WHAT YOU WILL DO
Lift every line from the entries that includes the word "Selections".

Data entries
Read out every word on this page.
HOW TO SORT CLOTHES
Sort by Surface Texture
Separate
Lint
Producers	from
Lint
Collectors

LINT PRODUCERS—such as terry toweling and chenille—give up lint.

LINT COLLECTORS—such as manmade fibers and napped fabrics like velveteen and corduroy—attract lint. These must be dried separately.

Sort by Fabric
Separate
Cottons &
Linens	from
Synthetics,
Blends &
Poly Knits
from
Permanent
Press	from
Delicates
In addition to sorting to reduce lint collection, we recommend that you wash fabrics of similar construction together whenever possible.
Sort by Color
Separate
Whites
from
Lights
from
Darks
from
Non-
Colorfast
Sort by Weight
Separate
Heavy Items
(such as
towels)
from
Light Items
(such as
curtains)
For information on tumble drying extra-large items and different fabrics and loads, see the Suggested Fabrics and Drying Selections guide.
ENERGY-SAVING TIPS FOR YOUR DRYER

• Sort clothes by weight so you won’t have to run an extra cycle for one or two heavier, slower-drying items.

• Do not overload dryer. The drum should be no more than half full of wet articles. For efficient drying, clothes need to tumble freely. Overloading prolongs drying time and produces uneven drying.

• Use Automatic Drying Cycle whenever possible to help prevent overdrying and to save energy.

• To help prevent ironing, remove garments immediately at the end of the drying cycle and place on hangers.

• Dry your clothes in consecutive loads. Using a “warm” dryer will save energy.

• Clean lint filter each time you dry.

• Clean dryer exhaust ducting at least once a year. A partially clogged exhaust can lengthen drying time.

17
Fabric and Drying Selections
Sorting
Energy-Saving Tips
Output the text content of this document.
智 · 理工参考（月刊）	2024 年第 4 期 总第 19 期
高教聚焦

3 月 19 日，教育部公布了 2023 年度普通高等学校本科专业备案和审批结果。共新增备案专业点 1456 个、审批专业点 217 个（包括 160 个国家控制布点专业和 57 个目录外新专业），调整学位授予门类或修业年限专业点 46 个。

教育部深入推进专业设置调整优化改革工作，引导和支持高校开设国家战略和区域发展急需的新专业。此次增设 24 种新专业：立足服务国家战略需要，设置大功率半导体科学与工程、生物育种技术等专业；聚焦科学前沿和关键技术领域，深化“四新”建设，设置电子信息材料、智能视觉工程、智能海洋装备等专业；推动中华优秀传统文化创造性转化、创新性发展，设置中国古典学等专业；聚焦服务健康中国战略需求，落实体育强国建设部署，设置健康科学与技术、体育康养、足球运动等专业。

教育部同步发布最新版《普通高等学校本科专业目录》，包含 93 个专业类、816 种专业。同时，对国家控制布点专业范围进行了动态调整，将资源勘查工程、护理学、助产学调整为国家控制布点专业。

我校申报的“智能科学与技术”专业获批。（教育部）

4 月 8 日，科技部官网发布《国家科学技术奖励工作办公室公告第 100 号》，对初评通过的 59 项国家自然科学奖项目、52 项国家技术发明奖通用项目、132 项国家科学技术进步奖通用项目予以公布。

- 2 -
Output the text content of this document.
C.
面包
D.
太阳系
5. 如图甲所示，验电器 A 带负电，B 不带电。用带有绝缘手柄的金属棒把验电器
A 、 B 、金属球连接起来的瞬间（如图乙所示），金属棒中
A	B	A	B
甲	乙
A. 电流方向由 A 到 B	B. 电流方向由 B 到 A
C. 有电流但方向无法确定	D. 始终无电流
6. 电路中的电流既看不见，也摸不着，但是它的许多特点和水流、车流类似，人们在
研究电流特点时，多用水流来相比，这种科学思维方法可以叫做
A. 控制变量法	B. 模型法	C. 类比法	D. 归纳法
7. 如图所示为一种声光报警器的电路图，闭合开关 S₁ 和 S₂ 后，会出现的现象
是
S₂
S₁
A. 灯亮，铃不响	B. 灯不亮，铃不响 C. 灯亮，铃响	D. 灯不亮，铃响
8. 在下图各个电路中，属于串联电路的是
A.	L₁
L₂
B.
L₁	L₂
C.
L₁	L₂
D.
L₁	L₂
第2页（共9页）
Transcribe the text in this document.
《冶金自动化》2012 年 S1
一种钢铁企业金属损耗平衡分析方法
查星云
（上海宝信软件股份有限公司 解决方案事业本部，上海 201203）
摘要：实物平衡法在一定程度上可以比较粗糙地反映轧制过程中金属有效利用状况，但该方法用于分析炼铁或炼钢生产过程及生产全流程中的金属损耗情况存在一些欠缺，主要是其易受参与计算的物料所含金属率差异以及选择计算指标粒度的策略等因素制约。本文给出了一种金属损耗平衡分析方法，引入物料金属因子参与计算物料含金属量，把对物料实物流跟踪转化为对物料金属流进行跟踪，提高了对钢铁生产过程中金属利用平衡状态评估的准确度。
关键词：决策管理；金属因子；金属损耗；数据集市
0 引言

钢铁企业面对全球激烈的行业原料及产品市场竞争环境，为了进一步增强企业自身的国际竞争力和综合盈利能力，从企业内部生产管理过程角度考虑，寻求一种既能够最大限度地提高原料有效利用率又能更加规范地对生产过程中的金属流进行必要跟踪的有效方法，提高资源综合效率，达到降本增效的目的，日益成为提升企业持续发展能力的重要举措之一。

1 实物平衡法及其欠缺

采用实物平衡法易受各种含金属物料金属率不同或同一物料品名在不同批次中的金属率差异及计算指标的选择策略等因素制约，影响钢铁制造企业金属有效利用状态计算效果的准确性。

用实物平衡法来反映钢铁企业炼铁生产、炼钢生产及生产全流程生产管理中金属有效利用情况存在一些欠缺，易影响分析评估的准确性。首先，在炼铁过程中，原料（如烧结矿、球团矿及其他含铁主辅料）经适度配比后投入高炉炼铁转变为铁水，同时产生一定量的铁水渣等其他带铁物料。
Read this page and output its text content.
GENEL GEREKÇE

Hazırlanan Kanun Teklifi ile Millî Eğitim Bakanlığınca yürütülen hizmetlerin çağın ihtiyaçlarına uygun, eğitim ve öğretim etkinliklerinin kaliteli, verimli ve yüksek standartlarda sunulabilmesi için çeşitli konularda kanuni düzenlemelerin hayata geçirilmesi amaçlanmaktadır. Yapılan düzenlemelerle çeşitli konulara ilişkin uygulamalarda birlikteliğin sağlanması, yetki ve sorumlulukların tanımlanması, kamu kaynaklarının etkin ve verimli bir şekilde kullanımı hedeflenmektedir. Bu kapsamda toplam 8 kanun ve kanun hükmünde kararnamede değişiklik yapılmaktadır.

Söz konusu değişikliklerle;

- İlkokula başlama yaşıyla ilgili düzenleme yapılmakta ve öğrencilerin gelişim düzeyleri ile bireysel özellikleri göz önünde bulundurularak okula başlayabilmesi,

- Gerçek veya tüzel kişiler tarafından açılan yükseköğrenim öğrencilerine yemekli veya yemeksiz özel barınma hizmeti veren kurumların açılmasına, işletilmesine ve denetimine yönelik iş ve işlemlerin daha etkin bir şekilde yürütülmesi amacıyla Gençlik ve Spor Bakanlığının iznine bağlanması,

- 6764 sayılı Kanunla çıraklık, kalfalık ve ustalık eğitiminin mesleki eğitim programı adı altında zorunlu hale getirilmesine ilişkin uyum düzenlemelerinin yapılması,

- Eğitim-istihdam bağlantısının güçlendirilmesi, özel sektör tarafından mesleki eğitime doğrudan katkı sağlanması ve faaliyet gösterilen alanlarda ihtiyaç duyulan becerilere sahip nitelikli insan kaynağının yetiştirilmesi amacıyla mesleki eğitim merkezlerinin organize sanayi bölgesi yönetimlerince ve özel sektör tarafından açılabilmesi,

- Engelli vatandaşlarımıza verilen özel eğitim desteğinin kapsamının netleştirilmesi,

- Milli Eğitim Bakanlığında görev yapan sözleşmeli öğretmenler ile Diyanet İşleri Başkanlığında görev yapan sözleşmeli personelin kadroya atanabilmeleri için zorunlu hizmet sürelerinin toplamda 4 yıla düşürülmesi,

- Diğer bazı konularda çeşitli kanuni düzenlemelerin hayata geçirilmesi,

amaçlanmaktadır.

FINISHED EXERCISE
For information on tumble drying extra-large items and different fabrics and loads, see the Suggested Fabrics and Drying Selections guide.
Fabric and Drying Selections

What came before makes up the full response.